# What is expected
Each line that holds the word "photo" should be returned.

Records from a collection:
________
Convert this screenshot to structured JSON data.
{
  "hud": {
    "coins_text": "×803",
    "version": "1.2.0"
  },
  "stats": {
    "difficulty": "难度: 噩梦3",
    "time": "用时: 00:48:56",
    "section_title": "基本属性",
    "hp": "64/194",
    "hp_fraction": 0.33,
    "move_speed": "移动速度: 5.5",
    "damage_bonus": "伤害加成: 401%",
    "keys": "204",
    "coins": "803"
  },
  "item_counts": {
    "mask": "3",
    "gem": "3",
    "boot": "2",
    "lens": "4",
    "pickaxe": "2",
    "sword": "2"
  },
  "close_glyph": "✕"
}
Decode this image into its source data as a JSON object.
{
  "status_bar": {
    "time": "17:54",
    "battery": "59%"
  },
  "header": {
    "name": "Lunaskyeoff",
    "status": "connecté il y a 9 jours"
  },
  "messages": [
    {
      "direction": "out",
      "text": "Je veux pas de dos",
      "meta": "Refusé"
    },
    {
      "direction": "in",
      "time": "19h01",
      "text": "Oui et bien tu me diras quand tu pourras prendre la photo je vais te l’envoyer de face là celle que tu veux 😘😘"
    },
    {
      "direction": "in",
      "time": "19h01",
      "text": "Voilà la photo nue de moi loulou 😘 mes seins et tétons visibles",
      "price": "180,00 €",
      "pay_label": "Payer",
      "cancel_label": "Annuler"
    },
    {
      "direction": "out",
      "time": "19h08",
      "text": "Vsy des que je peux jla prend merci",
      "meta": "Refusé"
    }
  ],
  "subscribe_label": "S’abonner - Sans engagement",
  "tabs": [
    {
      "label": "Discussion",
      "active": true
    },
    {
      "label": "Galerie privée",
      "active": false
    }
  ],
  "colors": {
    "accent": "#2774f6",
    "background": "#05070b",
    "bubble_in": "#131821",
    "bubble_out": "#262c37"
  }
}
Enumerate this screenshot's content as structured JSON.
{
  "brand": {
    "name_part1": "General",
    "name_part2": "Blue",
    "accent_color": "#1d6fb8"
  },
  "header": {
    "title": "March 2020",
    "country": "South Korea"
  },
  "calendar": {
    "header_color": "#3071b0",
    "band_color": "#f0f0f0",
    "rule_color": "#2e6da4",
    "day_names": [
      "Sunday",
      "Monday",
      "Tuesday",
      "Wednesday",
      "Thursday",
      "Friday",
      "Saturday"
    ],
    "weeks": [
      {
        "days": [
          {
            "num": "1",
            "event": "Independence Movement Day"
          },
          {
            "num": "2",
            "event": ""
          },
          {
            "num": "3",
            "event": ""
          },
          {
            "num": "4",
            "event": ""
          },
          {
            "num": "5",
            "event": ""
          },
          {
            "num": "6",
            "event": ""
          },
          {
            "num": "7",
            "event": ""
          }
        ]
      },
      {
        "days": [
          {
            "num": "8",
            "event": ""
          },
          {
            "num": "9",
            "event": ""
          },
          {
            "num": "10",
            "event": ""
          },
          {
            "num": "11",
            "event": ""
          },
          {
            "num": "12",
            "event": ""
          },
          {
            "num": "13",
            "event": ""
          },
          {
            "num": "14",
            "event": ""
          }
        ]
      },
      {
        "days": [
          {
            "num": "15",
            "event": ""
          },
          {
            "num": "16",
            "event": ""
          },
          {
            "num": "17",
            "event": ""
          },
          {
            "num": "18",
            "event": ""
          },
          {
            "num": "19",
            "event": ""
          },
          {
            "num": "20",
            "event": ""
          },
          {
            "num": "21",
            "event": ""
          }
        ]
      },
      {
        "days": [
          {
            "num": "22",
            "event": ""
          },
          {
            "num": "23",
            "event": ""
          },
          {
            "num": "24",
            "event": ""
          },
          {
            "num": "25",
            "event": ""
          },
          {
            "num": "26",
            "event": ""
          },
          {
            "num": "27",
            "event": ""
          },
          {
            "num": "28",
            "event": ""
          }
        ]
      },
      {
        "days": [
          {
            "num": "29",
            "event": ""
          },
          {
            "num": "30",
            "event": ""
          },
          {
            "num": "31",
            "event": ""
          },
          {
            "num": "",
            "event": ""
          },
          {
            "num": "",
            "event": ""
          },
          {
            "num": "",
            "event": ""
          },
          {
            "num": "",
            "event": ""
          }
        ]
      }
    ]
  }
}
________
# Task response
      "text": "Oui et bien tu me diras quand tu pourras prendre la photo je vais te l’envoyer de face là celle que tu veux 😘😘"
      "text": "Voilà la photo nue de moi loulou 😘 mes seins et tétons visibles",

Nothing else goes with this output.